TASK DETAILS: Below are the records; reproduce all of them exactly but without any images.

## Begin SUPPLIED INFORMATION

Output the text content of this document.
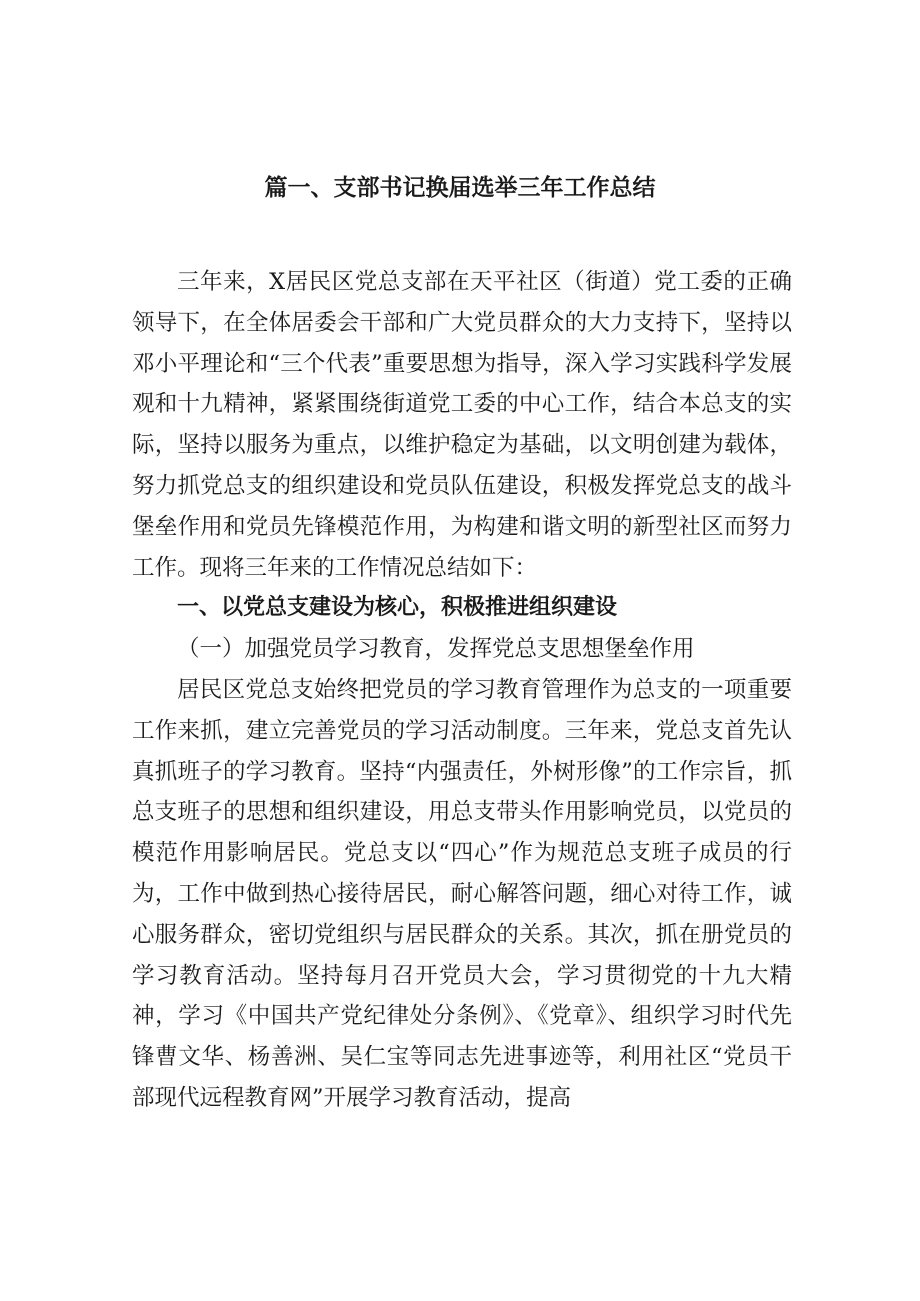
篇一、支部书记换届选举三年工作总结

三年来，X居民区党总支部在天平社区（街道）党工委的正确领导下，在全体居委会干部和广大党员群众的大力支持下，坚持以邓小平理论和“三个代表”重要思想为指导，深入学习实践科学发展观和十九精神，紧紧围绕街道党工委的中心工作，结合本总支的实际，坚持以服务为重点，以维护稳定为基础，以文明创建为载体，努力抓党总支的组织建设和党员队伍建设，积极发挥党总支的战斗堡垒作用和党员先锋模范作用，为构建和谐文明的新型社区而努力工作。现将三年来的工作情况总结如下：

一、以党总支建设为核心，积极推进组织建设

（一）加强党员学习教育，发挥党总支思想堡垒作用

居民区党总支始终把党员的学习教育管理作为总支的一项重要工作来抓，建立完善党员的学习活动制度。三年来，党总支首先认真抓班子的学习教育。坚持“内强责任，外树形像”的工作宗旨，抓总支班子的思想和组织建设，用总支带头作用影响党员，以党员的模范作用影响居民。党总支以“四心”作为规范总支班子成员的行为，工作中做到热心接待居民，耐心解答问题，细心对待工作，诚心服务群众，密切党组织与居民群众的关系。其次，抓在册党员的学习教育活动。坚持每月召开党员大会，学习贯彻党的十九大精神，学习《中国共产党纪律处分条例》、《党章》、组织学习时代先锋曹文华、杨善洲、吴仁宝等同志先进事迹等，利用社区“党员干部现代远程教育网”开展学习教育活动，提高
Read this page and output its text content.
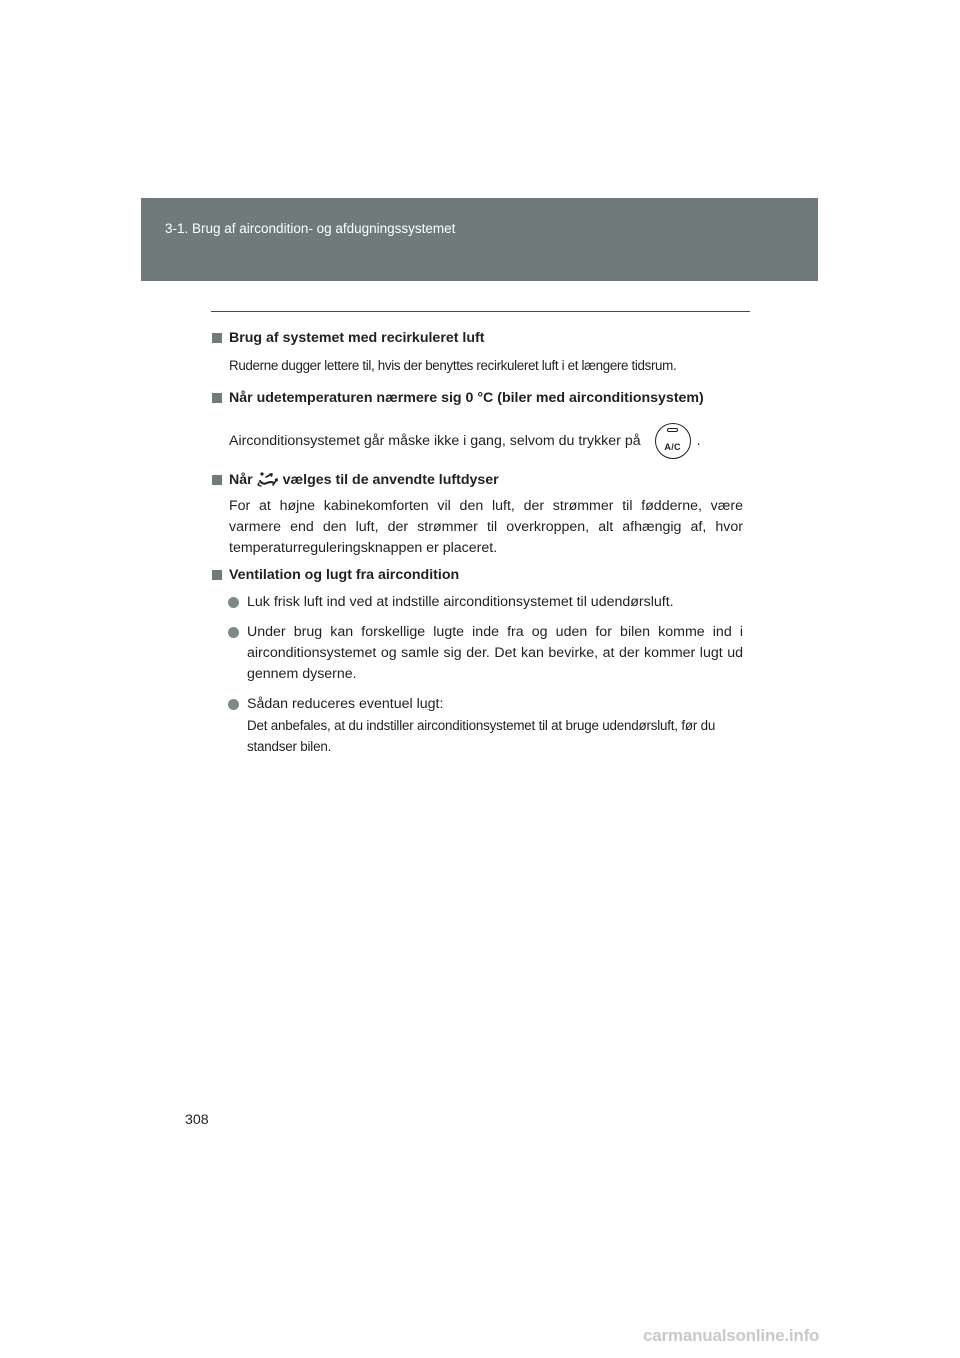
3-1. Brug af aircondition- og afdugningssystemet

Brug af systemet med recirkuleret luft

Ruderne dugger lettere til, hvis der benyttes recirkuleret luft i et længere tidsrum.

Når udetemperaturen nærmere sig 0 °C (biler med airconditionsystem)

Airconditionsystemet går måske ikke i gang, selvom du trykker på	A/C	.

Når vælges til de anvendte luftdyser

For at højne kabinekomforten vil den luft, der strømmer til fødderne, være varmere end den luft, der strømmer til overkroppen, alt afhængig af, hvor temperaturreguleringsknappen er placeret.

Ventilation og lugt fra aircondition

Luk frisk luft ind ved at indstille airconditionsystemet til udendørsluft.

Under brug kan forskellige lugte inde fra og uden for bilen komme ind i airconditionsystemet og samle sig der. Det kan bevirke, at der kommer lugt ud gennem dyserne.

Sådan reduceres eventuel lugt:
Det anbefales, at du indstiller airconditionsystemet til at bruge udendørsluft, før du standser bilen.
308
carmanualsonline.info
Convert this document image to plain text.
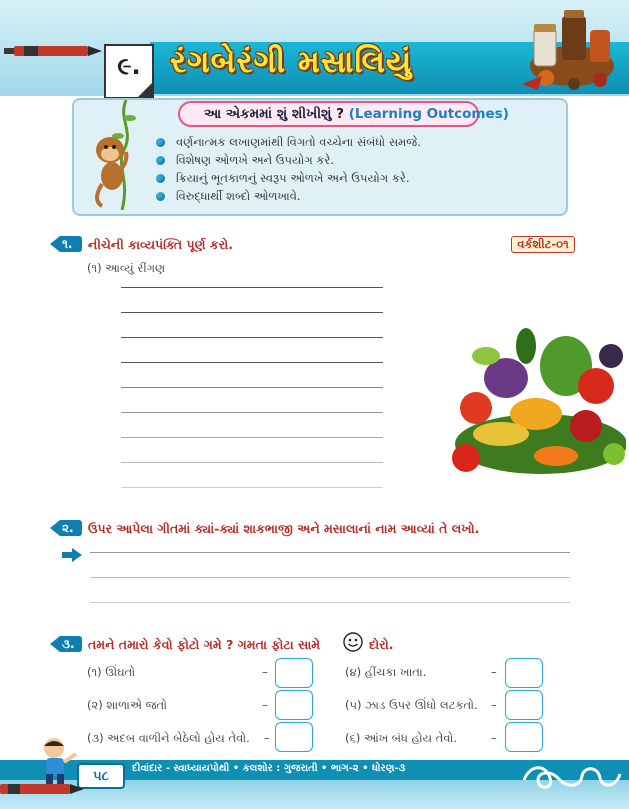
રંગબેરંગી મસાલિયું
૯.
આ એકમમાં શું શીખીશું ? (Learning Outcomes)
વર્ણનાત્મક લખાણમાંથી વિગતો વચ્ચેના સંબંધો સમજે.
વિશેષણ ઓળખે અને ઉપયોગ કરે.
ક્રિયાનું ભૂતકાળનું સ્વરૂપ ઓળખે અને ઉપયોગ કરે.
વિરુદ્ધાર્થી શબ્દો ઓળખાવે.
૧.	નીચેની કાવ્યપંક્તિ પૂર્ણ કરો.	વર્કશીટ-૦૧
(૧) આવ્યું રીંગણ
૨.	ઉપર આપેલા ગીતમાં ક્યાં-ક્યાં શાકભાજી અને મસાલાનાં નામ આવ્યાં તે લખો.
૩.	તમને તમારો કેવો ફોટો ગમે ? ગમતા ફોટા સામે	દોરો.
(૧) ઊંઘતો	–	(૪) હીંચકા ખાતા.	–
(૨) શાળાએ જતો	–	(૫) ઝાડ ઉપર ઊંધો લટકતો. –
(૩) અદબ વાળીને બેઠેલો હોય તેવો. –	(૬) આંખ બંધ હોય તેવો.	–
દીવાંદાર - સ્વાધ્યાયપોથી • કલશોર : ગુજરાતી • ભાગ-૨ • ધોરણ-૩
૫૮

## End SUPPLIED INFORMATION

RESPONSE:
Output the text content of this document.
篇一、支部书记换届选举三年工作总结

三年来，X居民区党总支部在天平社区（街道）党工委的正确领导下，在全体居委会干部和广大党员群众的大力支持下，坚持以邓小平理论和“三个代表”重要思想为指导，深入学习实践科学发展观和十九精神，紧紧围绕街道党工委的中心工作，结合本总支的实际，坚持以服务为重点，以维护稳定为基础，以文明创建为载体，努力抓党总支的组织建设和党员队伍建设，积极发挥党总支的战斗堡垒作用和党员先锋模范作用，为构建和谐文明的新型社区而努力工作。现将三年来的工作情况总结如下：

一、以党总支建设为核心，积极推进组织建设

（一）加强党员学习教育，发挥党总支思想堡垒作用

居民区党总支始终把党员的学习教育管理作为总支的一项重要工作来抓，建立完善党员的学习活动制度。三年来，党总支首先认真抓班子的学习教育。坚持“内强责任，外树形像”的工作宗旨，抓总支班子的思想和组织建设，用总支带头作用影响党员，以党员的模范作用影响居民。党总支以“四心”作为规范总支班子成员的行为，工作中做到热心接待居民，耐心解答问题，细心对待工作，诚心服务群众，密切党组织与居民群众的关系。其次，抓在册党员的学习教育活动。坚持每月召开党员大会，学习贯彻党的十九大精神，学习《中国共产党纪律处分条例》、《党章》、组织学习时代先锋曹文华、杨善洲、吴仁宝等同志先进事迹等，利用社区“党员干部现代远程教育网”开展学习教育活动，提高
Read this page and output its text content.
3-1. Brug af aircondition- og afdugningssystemet

Brug af systemet med recirkuleret luft

Ruderne dugger lettere til, hvis der benyttes recirkuleret luft i et længere tidsrum.

Når udetemperaturen nærmere sig 0 °C (biler med airconditionsystem)

Airconditionsystemet går måske ikke i gang, selvom du trykker på	A/C	.

Når vælges til de anvendte luftdyser

For at højne kabinekomforten vil den luft, der strømmer til fødderne, være varmere end den luft, der strømmer til overkroppen, alt afhængig af, hvor temperaturreguleringsknappen er placeret.

Ventilation og lugt fra aircondition

Luk frisk luft ind ved at indstille airconditionsystemet til udendørsluft.

Under brug kan forskellige lugte inde fra og uden for bilen komme ind i airconditionsystemet og samle sig der. Det kan bevirke, at der kommer lugt ud gennem dyserne.

Sådan reduceres eventuel lugt:
Det anbefales, at du indstiller airconditionsystemet til at bruge udendørsluft, før du standser bilen.
308
carmanualsonline.info
Convert this document image to plain text.
રંગબેરંગી મસાલિયું
૯.
આ એકમમાં શું શીખીશું ? (Learning Outcomes)
વર્ણનાત્મક લખાણમાંથી વિગતો વચ્ચેના સંબંધો સમજે.
વિશેષણ ઓળખે અને ઉપયોગ કરે.
ક્રિયાનું ભૂતકાળનું સ્વરૂપ ઓળખે અને ઉપયોગ કરે.
વિરુદ્ધાર્થી શબ્દો ઓળખાવે.
૧.	નીચેની કાવ્યપંક્તિ પૂર્ણ કરો.	વર્કશીટ-૦૧
(૧) આવ્યું રીંગણ
૨.	ઉપર આપેલા ગીતમાં ક્યાં-ક્યાં શાકભાજી અને મસાલાનાં નામ આવ્યાં તે લખો.
૩.	તમને તમારો કેવો ફોટો ગમે ? ગમતા ફોટા સામે	દોરો.
(૧) ઊંઘતો	–	(૪) હીંચકા ખાતા.	–
(૨) શાળાએ જતો	–	(૫) ઝાડ ઉપર ઊંધો લટકતો. –
(૩) અદબ વાળીને બેઠેલો હોય તેવો. –	(૬) આંખ બંધ હોય તેવો.	–
દીવાંદાર - સ્વાધ્યાયપોથી • કલશોર : ગુજરાતી • ભાગ-૨ • ધોરણ-૩
૫૮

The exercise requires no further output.